● **OBJECTIVE**: Filter the records below and copy every line containing the word "page".

— start of MATERIALS PROVIDED —

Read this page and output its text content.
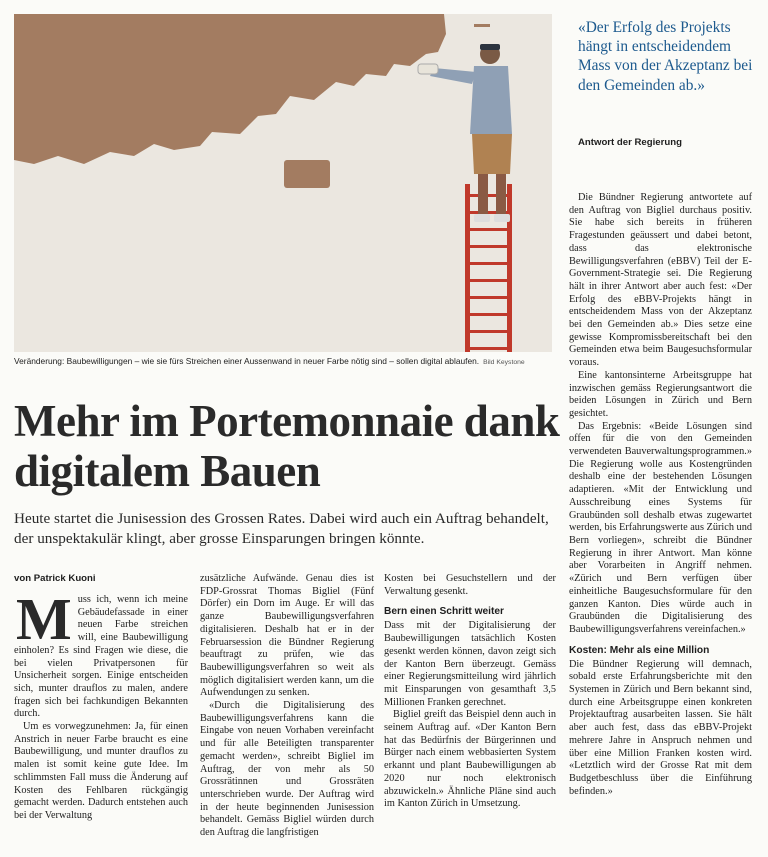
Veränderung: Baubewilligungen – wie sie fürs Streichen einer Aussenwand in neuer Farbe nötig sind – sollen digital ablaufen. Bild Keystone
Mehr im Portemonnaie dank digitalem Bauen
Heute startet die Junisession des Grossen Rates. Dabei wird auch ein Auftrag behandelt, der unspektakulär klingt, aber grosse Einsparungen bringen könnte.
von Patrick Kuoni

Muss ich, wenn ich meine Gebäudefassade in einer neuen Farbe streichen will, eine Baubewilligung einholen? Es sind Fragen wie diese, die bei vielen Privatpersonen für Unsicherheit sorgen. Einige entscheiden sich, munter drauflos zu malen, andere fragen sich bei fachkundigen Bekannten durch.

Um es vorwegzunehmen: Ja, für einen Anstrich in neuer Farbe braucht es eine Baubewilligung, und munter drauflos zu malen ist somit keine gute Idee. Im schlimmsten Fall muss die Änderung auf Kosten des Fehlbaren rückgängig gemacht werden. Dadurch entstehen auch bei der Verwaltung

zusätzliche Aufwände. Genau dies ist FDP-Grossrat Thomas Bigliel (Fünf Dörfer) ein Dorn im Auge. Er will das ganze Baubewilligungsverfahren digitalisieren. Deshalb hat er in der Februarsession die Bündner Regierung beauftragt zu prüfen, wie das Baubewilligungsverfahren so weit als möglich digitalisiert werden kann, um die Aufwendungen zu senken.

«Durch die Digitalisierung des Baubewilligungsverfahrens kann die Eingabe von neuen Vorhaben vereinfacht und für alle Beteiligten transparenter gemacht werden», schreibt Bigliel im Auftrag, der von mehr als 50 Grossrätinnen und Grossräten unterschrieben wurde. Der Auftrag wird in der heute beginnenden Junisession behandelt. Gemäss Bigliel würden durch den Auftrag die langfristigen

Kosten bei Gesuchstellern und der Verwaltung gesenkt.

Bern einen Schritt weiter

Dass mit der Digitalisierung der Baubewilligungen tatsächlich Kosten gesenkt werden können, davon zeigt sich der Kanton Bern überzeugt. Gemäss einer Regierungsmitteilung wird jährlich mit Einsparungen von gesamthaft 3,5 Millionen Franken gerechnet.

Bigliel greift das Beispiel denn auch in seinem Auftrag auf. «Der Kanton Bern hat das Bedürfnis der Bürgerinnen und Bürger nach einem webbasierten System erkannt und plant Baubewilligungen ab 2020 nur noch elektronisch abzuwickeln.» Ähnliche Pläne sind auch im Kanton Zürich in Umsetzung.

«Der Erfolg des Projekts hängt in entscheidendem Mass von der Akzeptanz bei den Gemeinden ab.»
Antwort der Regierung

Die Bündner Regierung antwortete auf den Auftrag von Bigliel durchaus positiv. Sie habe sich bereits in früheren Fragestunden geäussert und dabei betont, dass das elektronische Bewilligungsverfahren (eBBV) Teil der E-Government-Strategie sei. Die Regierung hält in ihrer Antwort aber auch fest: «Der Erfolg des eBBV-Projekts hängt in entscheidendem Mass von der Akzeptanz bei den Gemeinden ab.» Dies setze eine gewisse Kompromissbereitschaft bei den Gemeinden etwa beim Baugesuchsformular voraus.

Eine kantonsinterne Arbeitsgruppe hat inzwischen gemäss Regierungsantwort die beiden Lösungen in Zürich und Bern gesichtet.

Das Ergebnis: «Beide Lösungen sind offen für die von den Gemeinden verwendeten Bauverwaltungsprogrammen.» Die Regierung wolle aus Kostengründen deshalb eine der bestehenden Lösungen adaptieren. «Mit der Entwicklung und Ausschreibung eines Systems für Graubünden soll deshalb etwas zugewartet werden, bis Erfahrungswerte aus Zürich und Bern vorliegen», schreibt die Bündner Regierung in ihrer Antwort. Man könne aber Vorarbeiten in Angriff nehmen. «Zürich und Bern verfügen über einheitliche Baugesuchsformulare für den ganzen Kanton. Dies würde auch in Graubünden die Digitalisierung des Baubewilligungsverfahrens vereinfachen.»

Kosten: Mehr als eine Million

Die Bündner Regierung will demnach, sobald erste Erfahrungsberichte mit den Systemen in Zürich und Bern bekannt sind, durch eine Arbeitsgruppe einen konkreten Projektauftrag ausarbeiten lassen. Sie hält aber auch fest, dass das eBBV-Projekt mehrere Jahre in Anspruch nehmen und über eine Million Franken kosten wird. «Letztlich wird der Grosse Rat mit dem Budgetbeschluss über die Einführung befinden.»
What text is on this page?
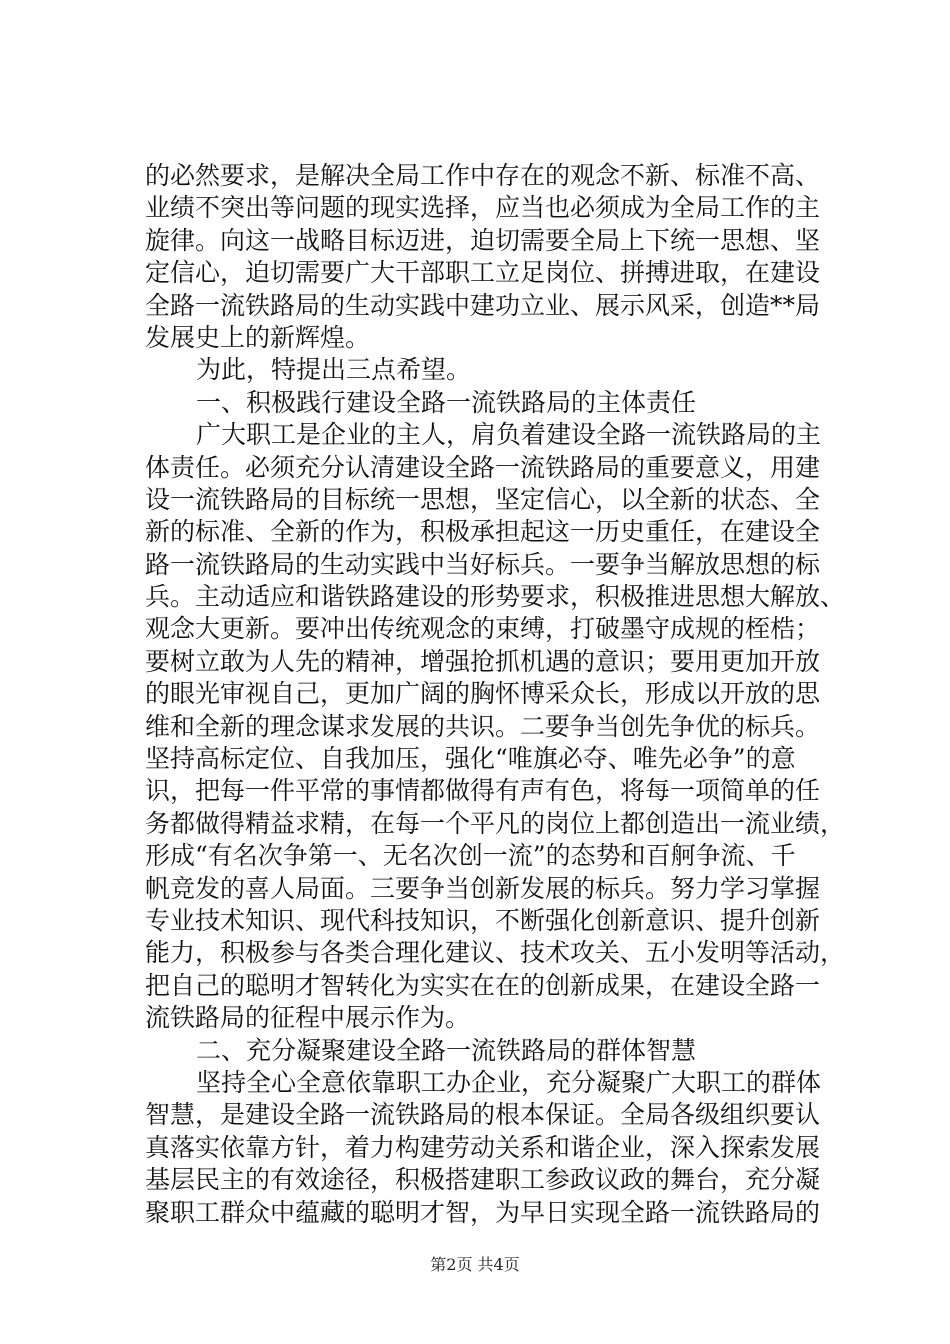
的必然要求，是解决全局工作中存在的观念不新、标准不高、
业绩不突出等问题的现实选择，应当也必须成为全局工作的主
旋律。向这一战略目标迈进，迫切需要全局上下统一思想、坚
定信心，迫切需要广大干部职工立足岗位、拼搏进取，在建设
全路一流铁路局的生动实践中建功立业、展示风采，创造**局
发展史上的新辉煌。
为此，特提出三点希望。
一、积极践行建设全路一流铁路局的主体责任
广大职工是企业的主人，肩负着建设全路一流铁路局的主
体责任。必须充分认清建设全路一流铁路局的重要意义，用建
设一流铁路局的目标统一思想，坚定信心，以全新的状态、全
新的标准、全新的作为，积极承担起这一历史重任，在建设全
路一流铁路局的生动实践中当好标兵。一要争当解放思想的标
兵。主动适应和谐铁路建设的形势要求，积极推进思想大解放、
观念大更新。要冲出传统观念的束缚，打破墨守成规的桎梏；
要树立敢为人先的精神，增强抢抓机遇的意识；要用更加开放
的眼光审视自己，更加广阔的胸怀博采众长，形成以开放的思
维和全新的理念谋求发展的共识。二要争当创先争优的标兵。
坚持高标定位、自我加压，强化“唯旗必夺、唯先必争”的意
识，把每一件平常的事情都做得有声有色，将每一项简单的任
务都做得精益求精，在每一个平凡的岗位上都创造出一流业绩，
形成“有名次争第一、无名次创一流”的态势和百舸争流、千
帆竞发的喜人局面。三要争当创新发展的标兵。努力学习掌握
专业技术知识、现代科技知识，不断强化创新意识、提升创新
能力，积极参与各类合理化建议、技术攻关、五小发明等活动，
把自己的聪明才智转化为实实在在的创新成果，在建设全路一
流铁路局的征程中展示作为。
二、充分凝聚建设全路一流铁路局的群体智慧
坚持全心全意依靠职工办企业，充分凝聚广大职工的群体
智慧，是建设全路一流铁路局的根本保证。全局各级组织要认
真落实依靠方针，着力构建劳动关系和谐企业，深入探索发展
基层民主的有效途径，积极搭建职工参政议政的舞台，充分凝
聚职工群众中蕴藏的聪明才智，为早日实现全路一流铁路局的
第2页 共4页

— end of MATERIALS PROVIDED —

● **TASK RESULT**:
Read this page and output its text content.
What text is on this page?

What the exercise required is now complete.